[Directions]: Leaving out the pictures, please retype each record exactly.

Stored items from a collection
--- start ---

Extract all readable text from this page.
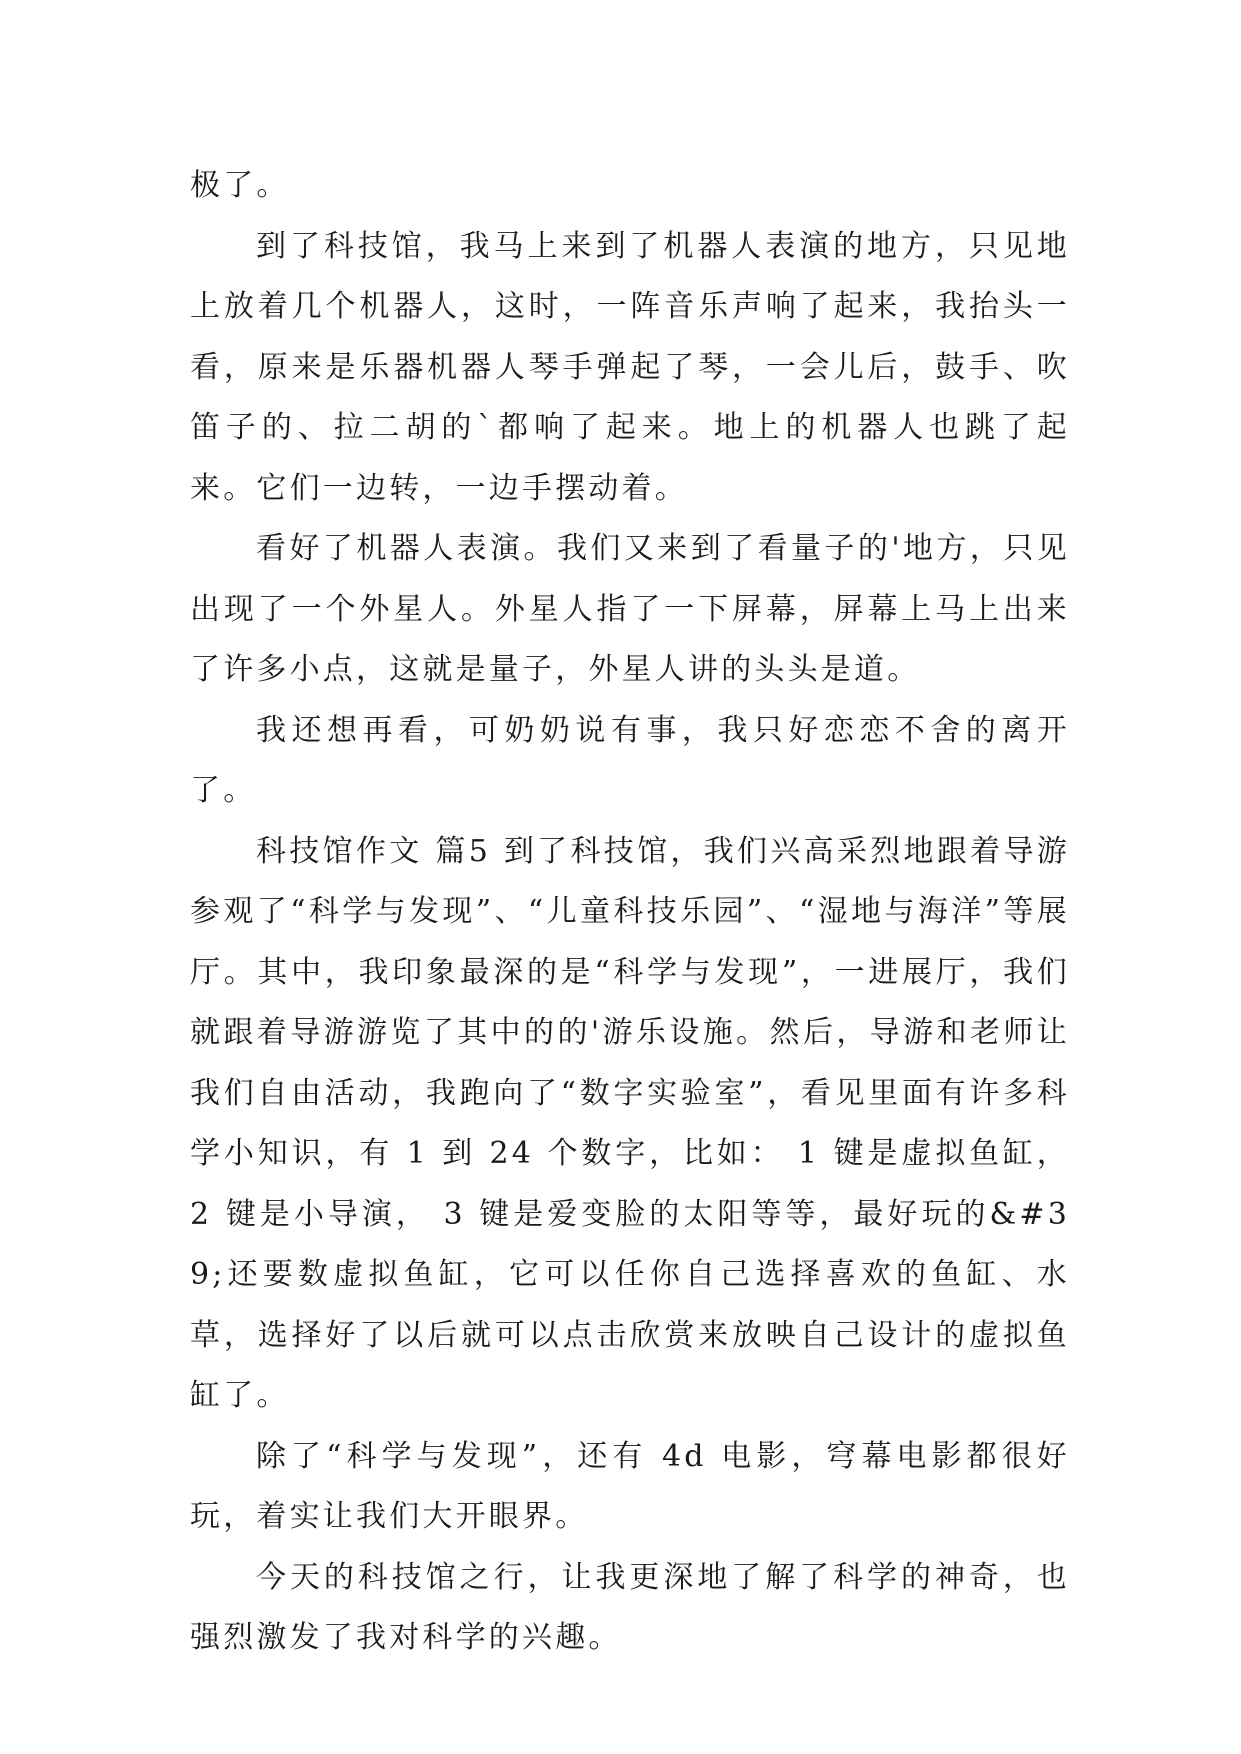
极了。

到了科技馆，我马上来到了机器人表演的地方，只见地上放着几个机器人，这时，一阵音乐声响了起来，我抬头一看，原来是乐器机器人琴手弹起了琴，一会儿后，鼓手、吹笛子的、拉二胡的`都响了起来。地上的机器人也跳了起来。它们一边转，一边手摆动着。

看好了机器人表演。我们又来到了看量子的'地方，只见出现了一个外星人。外星人指了一下屏幕，屏幕上马上出来了许多小点，这就是量子，外星人讲的头头是道。

我还想再看，可奶奶说有事，我只好恋恋不舍的离开了。

科技馆作文 篇5 到了科技馆，我们兴高采烈地跟着导游参观了“科学与发现”、“儿童科技乐园”、“湿地与海洋”等展厅。其中，我印象最深的是“科学与发现”，一进展厅，我们就跟着导游游览了其中的的'游乐设施。然后，导游和老师让我们自由活动，我跑向了“数字实验室”，看见里面有许多科学小知识，有 1 到 24 个数字，比如： 1 键是虚拟鱼缸， 2 键是小导演， 3 键是爱变脸的太阳等等，最好玩的&#39;还要数虚拟鱼缸，它可以任你自己选择喜欢的鱼缸、水草，选择好了以后就可以点击欣赏来放映自己设计的虚拟鱼缸了。

除了“科学与发现”，还有 4d 电影，穹幕电影都很好玩，着实让我们大开眼界。

今天的科技馆之行，让我更深地了解了科学的神奇，也强烈激发了我对科学的兴趣。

--- end ---

[Correct result]:
Extract all readable text from this page.
极了。

到了科技馆，我马上来到了机器人表演的地方，只见地上放着几个机器人，这时，一阵音乐声响了起来，我抬头一看，原来是乐器机器人琴手弹起了琴，一会儿后，鼓手、吹笛子的、拉二胡的`都响了起来。地上的机器人也跳了起来。它们一边转，一边手摆动着。

看好了机器人表演。我们又来到了看量子的'地方，只见出现了一个外星人。外星人指了一下屏幕，屏幕上马上出来了许多小点，这就是量子，外星人讲的头头是道。

我还想再看，可奶奶说有事，我只好恋恋不舍的离开了。

科技馆作文 篇5 到了科技馆，我们兴高采烈地跟着导游参观了“科学与发现”、“儿童科技乐园”、“湿地与海洋”等展厅。其中，我印象最深的是“科学与发现”，一进展厅，我们就跟着导游游览了其中的的'游乐设施。然后，导游和老师让我们自由活动，我跑向了“数字实验室”，看见里面有许多科学小知识，有 1 到 24 个数字，比如： 1 键是虚拟鱼缸， 2 键是小导演， 3 键是爱变脸的太阳等等，最好玩的&#39;还要数虚拟鱼缸，它可以任你自己选择喜欢的鱼缸、水草，选择好了以后就可以点击欣赏来放映自己设计的虚拟鱼缸了。

除了“科学与发现”，还有 4d 电影，穹幕电影都很好玩，着实让我们大开眼界。

今天的科技馆之行，让我更深地了解了科学的神奇，也强烈激发了我对科学的兴趣。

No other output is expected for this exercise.